▸ **Extract**
--- Begin ---

2. Pursuant to DIFC Practice Direction No. 4 of 2017, simple interest shall accrue at the rate of 9% per annum on the above-mentioned amount from the date of this Order until date of full payment.
3. The Defendants shall pay the Claimant the DIFC Courts’ filing fee in the amount ofUSD 3,380.
Issued by:
Hayley Norton
SCT Judge and Assistant Registrar
Date of issue: 31 July 2024
At: 1pmTHE REASONS
Parties
1. The Claimant is Neda (the “Claimant”), a law firm registered in the DIFC, Dubai, the UAE.
2. The First Defendant is Naval (the “First Defendant”), an individual resident in Dubai, the UAE.
3. The Second Defendant is Neema (the “Second Defendant”), an individual resident in Dubai, the UAE.
4. The First and Second Defendants will collectively be referred to as the “Defendants”, except where separation is necessary.
The Claim
5. The Claimant and the Defendants entered into an engagement letter dated 14 January 2022, wherein the Claimant would provide legal services and advice for the Defendants in exchange for payment of legal fees (the “Engagement Letter”).
6. Pursuant to the Engagement Letter, the Claimant submits that it provided legal advice to the Defendants in respect of a complex and high stakes shareholder dispute, and issued an invoice in line with the Engagement Letter.
7. The Claimant confirms that the Defendants approached them on or around 16 November 2021 for urgent complex legal advice. The Partner heading the case advised the Defendants that it was difficult to give a budget estimate while making it clear that hourly rates will be imposed in an email dated 24 November 2021 (the “November Email”), which read:
“Re terms, in a nutshell at this stage it’s difficult to give a budget estimate so we propose to charge on a time spent basis for the mapping exercise (at a 20% discounted hourly rate) and keep you informed on fees level on a weekly basis. Once we have fully mapped things and had a call with you to agree strategy (this should be done within the next two weeks max) we should have sufficient visibility to get you a fee estimate for the next stage(s) - would this approach work?”
8. The Second Defendant responded to the November Email saying“I see this more as one-time well thought through advice on how we prepare for worst case and get our ducks lined up. Which should be crystalised in a week at most”. However, the First Defendant responded shortly after that they need “medium and long-term legal strategy (especially once we get the next Term sheet in the next 2-3 weeks”.

--- End ---

▸ **Record excerpts**
--- Begin ---

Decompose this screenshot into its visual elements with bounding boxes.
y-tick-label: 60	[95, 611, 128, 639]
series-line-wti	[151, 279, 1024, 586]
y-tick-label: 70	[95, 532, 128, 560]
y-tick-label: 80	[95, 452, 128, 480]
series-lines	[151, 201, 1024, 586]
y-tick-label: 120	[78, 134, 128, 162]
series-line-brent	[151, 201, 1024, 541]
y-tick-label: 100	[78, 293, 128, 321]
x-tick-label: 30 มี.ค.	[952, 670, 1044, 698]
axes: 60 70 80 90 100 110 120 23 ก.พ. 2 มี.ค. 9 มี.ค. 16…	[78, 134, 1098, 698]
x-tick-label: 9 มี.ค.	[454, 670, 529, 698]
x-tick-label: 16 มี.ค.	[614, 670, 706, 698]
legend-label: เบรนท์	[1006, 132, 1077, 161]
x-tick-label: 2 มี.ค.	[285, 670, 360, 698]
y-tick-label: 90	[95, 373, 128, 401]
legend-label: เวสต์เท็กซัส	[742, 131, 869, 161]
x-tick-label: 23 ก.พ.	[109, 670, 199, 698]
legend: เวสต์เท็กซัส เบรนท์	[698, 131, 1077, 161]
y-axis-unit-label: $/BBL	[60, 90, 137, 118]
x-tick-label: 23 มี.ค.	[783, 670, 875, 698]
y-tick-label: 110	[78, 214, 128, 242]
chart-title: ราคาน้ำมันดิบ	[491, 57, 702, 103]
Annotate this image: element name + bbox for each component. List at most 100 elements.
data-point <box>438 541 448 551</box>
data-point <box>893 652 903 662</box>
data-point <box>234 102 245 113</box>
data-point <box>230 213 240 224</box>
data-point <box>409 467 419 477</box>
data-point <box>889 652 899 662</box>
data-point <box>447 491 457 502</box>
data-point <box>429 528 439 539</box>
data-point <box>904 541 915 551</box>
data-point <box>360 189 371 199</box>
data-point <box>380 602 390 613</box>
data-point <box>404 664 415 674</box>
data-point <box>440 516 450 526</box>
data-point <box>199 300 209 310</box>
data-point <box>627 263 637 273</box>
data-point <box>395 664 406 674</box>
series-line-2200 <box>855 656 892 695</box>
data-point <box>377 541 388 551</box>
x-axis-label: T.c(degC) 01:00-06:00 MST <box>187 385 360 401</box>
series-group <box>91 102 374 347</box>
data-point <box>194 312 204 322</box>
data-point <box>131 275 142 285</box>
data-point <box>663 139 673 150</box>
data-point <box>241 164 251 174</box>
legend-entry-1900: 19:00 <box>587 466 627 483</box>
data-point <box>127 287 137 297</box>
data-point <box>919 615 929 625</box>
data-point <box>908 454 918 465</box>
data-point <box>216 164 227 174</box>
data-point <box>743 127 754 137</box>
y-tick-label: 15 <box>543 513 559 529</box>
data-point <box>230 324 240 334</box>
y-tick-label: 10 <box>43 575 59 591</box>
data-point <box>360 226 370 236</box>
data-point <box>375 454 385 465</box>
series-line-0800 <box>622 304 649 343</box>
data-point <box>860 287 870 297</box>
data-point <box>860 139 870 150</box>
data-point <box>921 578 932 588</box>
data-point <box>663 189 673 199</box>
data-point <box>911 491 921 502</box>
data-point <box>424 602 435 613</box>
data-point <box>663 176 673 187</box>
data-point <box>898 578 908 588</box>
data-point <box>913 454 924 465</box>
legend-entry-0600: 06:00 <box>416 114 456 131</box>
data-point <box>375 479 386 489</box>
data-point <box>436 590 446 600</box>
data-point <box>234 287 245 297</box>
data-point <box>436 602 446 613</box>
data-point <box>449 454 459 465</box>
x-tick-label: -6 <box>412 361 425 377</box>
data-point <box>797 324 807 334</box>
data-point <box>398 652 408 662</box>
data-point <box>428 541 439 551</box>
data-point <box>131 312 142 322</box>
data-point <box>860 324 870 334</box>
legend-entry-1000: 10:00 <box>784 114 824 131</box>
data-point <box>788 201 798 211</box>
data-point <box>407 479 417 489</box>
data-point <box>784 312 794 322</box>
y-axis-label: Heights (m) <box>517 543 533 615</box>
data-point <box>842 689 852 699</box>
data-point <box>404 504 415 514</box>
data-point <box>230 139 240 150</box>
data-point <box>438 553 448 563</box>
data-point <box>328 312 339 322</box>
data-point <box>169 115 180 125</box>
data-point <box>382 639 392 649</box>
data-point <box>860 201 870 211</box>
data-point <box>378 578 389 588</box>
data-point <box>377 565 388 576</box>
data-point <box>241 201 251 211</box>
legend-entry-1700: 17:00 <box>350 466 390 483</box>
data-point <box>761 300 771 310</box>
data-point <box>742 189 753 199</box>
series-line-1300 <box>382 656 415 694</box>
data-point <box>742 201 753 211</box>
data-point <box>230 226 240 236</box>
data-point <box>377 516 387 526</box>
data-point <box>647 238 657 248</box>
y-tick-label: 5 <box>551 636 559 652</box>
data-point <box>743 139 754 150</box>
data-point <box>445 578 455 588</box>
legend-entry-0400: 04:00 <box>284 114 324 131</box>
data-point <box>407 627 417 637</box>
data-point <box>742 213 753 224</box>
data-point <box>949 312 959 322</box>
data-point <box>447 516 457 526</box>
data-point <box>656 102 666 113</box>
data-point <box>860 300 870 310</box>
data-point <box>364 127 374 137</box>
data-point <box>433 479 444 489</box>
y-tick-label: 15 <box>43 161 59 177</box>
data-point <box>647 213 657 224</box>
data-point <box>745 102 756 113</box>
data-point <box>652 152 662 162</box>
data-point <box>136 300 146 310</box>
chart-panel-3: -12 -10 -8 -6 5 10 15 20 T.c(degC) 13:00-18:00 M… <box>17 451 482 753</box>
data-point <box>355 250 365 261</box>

--- End ---

▸ **Problem set**
**A)** Transcribe the DIFC Courts order word for word, everything from "3. The Second" down to "separation is necessary.".
**B)** List every full calendar date (day, month and year) that appears in the DIFC Courts order.
**C)** Write the next part of the DIFC Courts order, picking up after its last sentence.
The records have no connection to the DIFC Courts order.

▸ **Expected results**
**A)**
3. The Second Defendant is Neema (the “Second Defendant”), an individual resident in Dubai, the UAE.
4. The First and Second Defendants will collectively be referred to as the “Defendants”, except where separation is necessary.

**B)**
31 July 2024
14 January 2022
16 November 2021
24 November 2021

**C)**
9. Further, the Claimant asserts that the wording of the First Defendant’s email proposes that this would go beyond the scope of a single conference, which it did. The Claimant also asserts that the Defendants knew that it was not possible to formulate a precise budget as this was not a limited arrangement.
10. The Claimant contends that it had undergone extensive work on the matter and attended calls, meetings and drafted emails, recorded in the timesheet associated with the Invoice, including but not limited to advice concerning shareholder meetings, shareholder agreements and ADGM company law.
11. The Claimant asserts that it received “super urgent” requests from the Defendants as mentioned in the subject headline of the email for more work to be done, which they completed and billed accordingly.
12. Furthermore, the Claimant asserts that the Defendants were aware of the seniority of the practitioners overseeing the case, as well as their hourly rates, as they dealt with them in emails and calls.
13. The Claimant states that it requested KYC information from the Defendants on 8 December 2021 and followed up on 14 December, but received it late and during the holiday season, which contributed to the late issuance of the Engagement Letter (i.e 14 January 2022).
14. The Claimant acknowledges that initially it informed the Defendants that it would provide weekly updates as to the progress of the matter, however, regrettably, they did not do so due to the urgent nature of the advice sought and how things quickly evolved which made it difficult.
15. However, the Claimant submits that it informed the Defendants by way of email on the estimated accrued amount on 20 December 2021 (“20 December Email”) which the Defendants failed to acknowledge and to respond while continuing to instruct the Claimant by responding to other emails.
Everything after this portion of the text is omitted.